The records below should be written out again, exactly.

◆ INPUT MATERIAL:

(begin)

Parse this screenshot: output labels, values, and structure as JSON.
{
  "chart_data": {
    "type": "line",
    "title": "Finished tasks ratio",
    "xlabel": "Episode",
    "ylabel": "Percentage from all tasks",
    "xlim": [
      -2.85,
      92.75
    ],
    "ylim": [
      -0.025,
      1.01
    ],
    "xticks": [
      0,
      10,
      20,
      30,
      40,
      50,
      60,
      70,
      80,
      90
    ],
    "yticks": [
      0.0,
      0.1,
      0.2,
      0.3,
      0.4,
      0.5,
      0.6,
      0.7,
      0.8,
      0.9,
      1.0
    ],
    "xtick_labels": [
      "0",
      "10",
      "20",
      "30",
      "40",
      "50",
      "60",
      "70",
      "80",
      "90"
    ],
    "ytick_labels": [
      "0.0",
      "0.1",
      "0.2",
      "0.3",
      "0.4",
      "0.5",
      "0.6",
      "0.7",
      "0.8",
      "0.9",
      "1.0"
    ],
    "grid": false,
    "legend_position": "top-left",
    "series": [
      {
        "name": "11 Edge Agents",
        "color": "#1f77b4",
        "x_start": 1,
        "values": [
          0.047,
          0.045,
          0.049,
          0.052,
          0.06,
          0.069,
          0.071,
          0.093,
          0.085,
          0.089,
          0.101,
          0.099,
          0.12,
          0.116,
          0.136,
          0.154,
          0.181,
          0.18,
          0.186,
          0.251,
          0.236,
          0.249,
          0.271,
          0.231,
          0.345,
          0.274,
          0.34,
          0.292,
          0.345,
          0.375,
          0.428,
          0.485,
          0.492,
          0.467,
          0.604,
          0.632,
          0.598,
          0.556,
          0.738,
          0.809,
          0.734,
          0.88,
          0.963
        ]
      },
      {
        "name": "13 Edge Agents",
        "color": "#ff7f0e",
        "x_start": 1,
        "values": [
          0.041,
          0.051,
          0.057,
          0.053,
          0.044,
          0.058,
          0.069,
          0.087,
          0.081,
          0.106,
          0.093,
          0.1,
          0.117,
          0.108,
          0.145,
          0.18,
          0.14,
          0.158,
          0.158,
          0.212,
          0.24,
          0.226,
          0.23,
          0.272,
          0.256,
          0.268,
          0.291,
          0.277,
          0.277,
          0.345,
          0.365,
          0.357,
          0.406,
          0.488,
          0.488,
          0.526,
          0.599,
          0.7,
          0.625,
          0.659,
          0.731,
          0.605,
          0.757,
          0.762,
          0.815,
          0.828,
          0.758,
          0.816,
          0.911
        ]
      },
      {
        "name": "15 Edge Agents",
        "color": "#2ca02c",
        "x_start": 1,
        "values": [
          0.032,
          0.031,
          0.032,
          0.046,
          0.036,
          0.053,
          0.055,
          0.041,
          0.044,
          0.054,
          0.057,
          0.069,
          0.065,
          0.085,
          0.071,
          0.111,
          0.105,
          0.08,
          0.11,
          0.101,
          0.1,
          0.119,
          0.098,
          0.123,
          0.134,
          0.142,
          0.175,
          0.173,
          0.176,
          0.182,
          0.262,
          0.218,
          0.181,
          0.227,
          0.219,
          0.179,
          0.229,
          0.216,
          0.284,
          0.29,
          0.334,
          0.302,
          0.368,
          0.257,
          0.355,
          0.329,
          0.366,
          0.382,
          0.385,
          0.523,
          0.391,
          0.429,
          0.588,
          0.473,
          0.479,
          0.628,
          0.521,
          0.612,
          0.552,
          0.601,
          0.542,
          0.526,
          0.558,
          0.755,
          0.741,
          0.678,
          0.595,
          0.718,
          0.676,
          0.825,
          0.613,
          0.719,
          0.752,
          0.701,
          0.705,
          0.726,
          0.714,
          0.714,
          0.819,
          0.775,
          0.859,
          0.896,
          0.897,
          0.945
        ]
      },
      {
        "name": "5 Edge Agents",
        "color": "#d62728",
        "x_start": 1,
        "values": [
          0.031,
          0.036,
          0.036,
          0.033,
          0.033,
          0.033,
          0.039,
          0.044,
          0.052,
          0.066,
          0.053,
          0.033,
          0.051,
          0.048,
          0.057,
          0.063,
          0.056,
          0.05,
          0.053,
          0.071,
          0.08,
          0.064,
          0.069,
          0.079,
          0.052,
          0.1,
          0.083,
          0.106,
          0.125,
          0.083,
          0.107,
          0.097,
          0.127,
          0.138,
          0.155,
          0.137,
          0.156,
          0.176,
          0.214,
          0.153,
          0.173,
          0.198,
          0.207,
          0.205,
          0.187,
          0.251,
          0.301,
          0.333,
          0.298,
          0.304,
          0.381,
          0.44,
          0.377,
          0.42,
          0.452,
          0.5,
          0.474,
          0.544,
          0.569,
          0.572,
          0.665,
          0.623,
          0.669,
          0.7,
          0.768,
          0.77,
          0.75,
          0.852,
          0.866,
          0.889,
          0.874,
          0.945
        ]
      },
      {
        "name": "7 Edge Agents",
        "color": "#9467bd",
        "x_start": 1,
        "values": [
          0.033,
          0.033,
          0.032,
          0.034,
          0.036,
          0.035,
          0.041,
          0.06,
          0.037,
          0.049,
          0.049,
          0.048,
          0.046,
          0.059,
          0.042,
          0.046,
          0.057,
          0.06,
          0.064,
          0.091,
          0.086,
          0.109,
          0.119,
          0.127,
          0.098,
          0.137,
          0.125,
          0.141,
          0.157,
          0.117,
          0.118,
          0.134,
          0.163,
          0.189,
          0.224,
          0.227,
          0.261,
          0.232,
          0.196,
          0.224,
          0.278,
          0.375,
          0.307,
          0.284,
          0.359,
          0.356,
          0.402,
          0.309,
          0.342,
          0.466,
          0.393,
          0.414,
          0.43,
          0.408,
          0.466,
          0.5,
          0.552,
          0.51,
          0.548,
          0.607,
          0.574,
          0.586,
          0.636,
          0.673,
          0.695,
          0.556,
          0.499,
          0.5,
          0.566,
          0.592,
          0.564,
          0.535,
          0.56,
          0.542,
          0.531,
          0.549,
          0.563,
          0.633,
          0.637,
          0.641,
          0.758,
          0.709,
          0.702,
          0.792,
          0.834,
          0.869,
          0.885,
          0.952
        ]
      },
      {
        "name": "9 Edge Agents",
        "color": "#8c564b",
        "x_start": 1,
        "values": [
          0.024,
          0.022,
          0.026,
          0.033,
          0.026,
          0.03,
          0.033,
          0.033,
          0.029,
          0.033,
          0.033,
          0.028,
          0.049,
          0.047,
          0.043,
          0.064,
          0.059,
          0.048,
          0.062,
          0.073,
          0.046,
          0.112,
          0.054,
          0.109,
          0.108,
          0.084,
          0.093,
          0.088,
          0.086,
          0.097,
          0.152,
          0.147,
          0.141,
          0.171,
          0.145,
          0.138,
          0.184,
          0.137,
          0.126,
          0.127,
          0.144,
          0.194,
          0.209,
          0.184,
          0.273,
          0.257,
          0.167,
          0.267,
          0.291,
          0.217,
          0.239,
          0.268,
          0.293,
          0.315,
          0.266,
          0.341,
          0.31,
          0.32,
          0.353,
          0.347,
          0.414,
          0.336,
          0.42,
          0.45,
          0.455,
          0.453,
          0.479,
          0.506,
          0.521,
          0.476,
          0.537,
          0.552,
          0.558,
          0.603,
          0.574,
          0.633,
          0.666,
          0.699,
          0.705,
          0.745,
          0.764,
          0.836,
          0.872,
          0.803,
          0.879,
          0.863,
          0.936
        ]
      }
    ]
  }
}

(end)

◆ THE SOLUTION:
Parse this screenshot: output labels, values, and structure as JSON.
{
  "chart_data": {
    "type": "line",
    "title": "Finished tasks ratio",
    "xlabel": "Episode",
    "ylabel": "Percentage from all tasks",
    "xlim": [
      -2.85,
      92.75
    ],
    "ylim": [
      -0.025,
      1.01
    ],
    "xticks": [
      0,
      10,
      20,
      30,
      40,
      50,
      60,
      70,
      80,
      90
    ],
    "yticks": [
      0.0,
      0.1,
      0.2,
      0.3,
      0.4,
      0.5,
      0.6,
      0.7,
      0.8,
      0.9,
      1.0
    ],
    "xtick_labels": [
      "0",
      "10",
      "20",
      "30",
      "40",
      "50",
      "60",
      "70",
      "80",
      "90"
    ],
    "ytick_labels": [
      "0.0",
      "0.1",
      "0.2",
      "0.3",
      "0.4",
      "0.5",
      "0.6",
      "0.7",
      "0.8",
      "0.9",
      "1.0"
    ],
    "grid": false,
    "legend_position": "top-left",
    "series": [
      {
        "name": "11 Edge Agents",
        "color": "#1f77b4",
        "x_start": 1,
        "values": [
          0.047,
          0.045,
          0.049,
          0.052,
          0.06,
          0.069,
          0.071,
          0.093,
          0.085,
          0.089,
          0.101,
          0.099,
          0.12,
          0.116,
          0.136,
          0.154,
          0.181,
          0.18,
          0.186,
          0.251,
          0.236,
          0.249,
          0.271,
          0.231,
          0.345,
          0.274,
          0.34,
          0.292,
          0.345,
          0.375,
          0.428,
          0.485,
          0.492,
          0.467,
          0.604,
          0.632,
          0.598,
          0.556,
          0.738,
          0.809,
          0.734,
          0.88,
          0.963
        ]
      },
      {
        "name": "13 Edge Agents",
        "color": "#ff7f0e",
        "x_start": 1,
        "values": [
          0.041,
          0.051,
          0.057,
          0.053,
          0.044,
          0.058,
          0.069,
          0.087,
          0.081,
          0.106,
          0.093,
          0.1,
          0.117,
          0.108,
          0.145,
          0.18,
          0.14,
          0.158,
          0.158,
          0.212,
          0.24,
          0.226,
          0.23,
          0.272,
          0.256,
          0.268,
          0.291,
          0.277,
          0.277,
          0.345,
          0.365,
          0.357,
          0.406,
          0.488,
          0.488,
          0.526,
          0.599,
          0.7,
          0.625,
          0.659,
          0.731,
          0.605,
          0.757,
          0.762,
          0.815,
          0.828,
          0.758,
          0.816,
          0.911
        ]
      },
      {
        "name": "15 Edge Agents",
        "color": "#2ca02c",
        "x_start": 1,
        "values": [
          0.032,
          0.031,
          0.032,
          0.046,
          0.036,
          0.053,
          0.055,
          0.041,
          0.044,
          0.054,
          0.057,
          0.069,
          0.065,
          0.085,
          0.071,
          0.111,
          0.105,
          0.08,
          0.11,
          0.101,
          0.1,
          0.119,
          0.098,
          0.123,
          0.134,
          0.142,
          0.175,
          0.173,
          0.176,
          0.182,
          0.262,
          0.218,
          0.181,
          0.227,
          0.219,
          0.179,
          0.229,
          0.216,
          0.284,
          0.29,
          0.334,
          0.302,
          0.368,
          0.257,
          0.355,
          0.329,
          0.366,
          0.382,
          0.385,
          0.523,
          0.391,
          0.429,
          0.588,
          0.473,
          0.479,
          0.628,
          0.521,
          0.612,
          0.552,
          0.601,
          0.542,
          0.526,
          0.558,
          0.755,
          0.741,
          0.678,
          0.595,
          0.718,
          0.676,
          0.825,
          0.613,
          0.719,
          0.752,
          0.701,
          0.705,
          0.726,
          0.714,
          0.714,
          0.819,
          0.775,
          0.859,
          0.896,
          0.897,
          0.945
        ]
      },
      {
        "name": "5 Edge Agents",
        "color": "#d62728",
        "x_start": 1,
        "values": [
          0.031,
          0.036,
          0.036,
          0.033,
          0.033,
          0.033,
          0.039,
          0.044,
          0.052,
          0.066,
          0.053,
          0.033,
          0.051,
          0.048,
          0.057,
          0.063,
          0.056,
          0.05,
          0.053,
          0.071,
          0.08,
          0.064,
          0.069,
          0.079,
          0.052,
          0.1,
          0.083,
          0.106,
          0.125,
          0.083,
          0.107,
          0.097,
          0.127,
          0.138,
          0.155,
          0.137,
          0.156,
          0.176,
          0.214,
          0.153,
          0.173,
          0.198,
          0.207,
          0.205,
          0.187,
          0.251,
          0.301,
          0.333,
          0.298,
          0.304,
          0.381,
          0.44,
          0.377,
          0.42,
          0.452,
          0.5,
          0.474,
          0.544,
          0.569,
          0.572,
          0.665,
          0.623,
          0.669,
          0.7,
          0.768,
          0.77,
          0.75,
          0.852,
          0.866,
          0.889,
          0.874,
          0.945
        ]
      },
      {
        "name": "7 Edge Agents",
        "color": "#9467bd",
        "x_start": 1,
        "values": [
          0.033,
          0.033,
          0.032,
          0.034,
          0.036,
          0.035,
          0.041,
          0.06,
          0.037,
          0.049,
          0.049,
          0.048,
          0.046,
          0.059,
          0.042,
          0.046,
          0.057,
          0.06,
          0.064,
          0.091,
          0.086,
          0.109,
          0.119,
          0.127,
          0.098,
          0.137,
          0.125,
          0.141,
          0.157,
          0.117,
          0.118,
          0.134,
          0.163,
          0.189,
          0.224,
          0.227,
          0.261,
          0.232,
          0.196,
          0.224,
          0.278,
          0.375,
          0.307,
          0.284,
          0.359,
          0.356,
          0.402,
          0.309,
          0.342,
          0.466,
          0.393,
          0.414,
          0.43,
          0.408,
          0.466,
          0.5,
          0.552,
          0.51,
          0.548,
          0.607,
          0.574,
          0.586,
          0.636,
          0.673,
          0.695,
          0.556,
          0.499,
          0.5,
          0.566,
          0.592,
          0.564,
          0.535,
          0.56,
          0.542,
          0.531,
          0.549,
          0.563,
          0.633,
          0.637,
          0.641,
          0.758,
          0.709,
          0.702,
          0.792,
          0.834,
          0.869,
          0.885,
          0.952
        ]
      },
      {
        "name": "9 Edge Agents",
        "color": "#8c564b",
        "x_start": 1,
        "values": [
          0.024,
          0.022,
          0.026,
          0.033,
          0.026,
          0.03,
          0.033,
          0.033,
          0.029,
          0.033,
          0.033,
          0.028,
          0.049,
          0.047,
          0.043,
          0.064,
          0.059,
          0.048,
          0.062,
          0.073,
          0.046,
          0.112,
          0.054,
          0.109,
          0.108,
          0.084,
          0.093,
          0.088,
          0.086,
          0.097,
          0.152,
          0.147,
          0.141,
          0.171,
          0.145,
          0.138,
          0.184,
          0.137,
          0.126,
          0.127,
          0.144,
          0.194,
          0.209,
          0.184,
          0.273,
          0.257,
          0.167,
          0.267,
          0.291,
          0.217,
          0.239,
          0.268,
          0.293,
          0.315,
          0.266,
          0.341,
          0.31,
          0.32,
          0.353,
          0.347,
          0.414,
          0.336,
          0.42,
          0.45,
          0.455,
          0.453,
          0.479,
          0.506,
          0.521,
          0.476,
          0.537,
          0.552,
          0.558,
          0.603,
          0.574,
          0.633,
          0.666,
          0.699,
          0.705,
          0.745,
          0.764,
          0.836,
          0.872,
          0.803,
          0.879,
          0.863,
          0.936
        ]
      }
    ]
  }
}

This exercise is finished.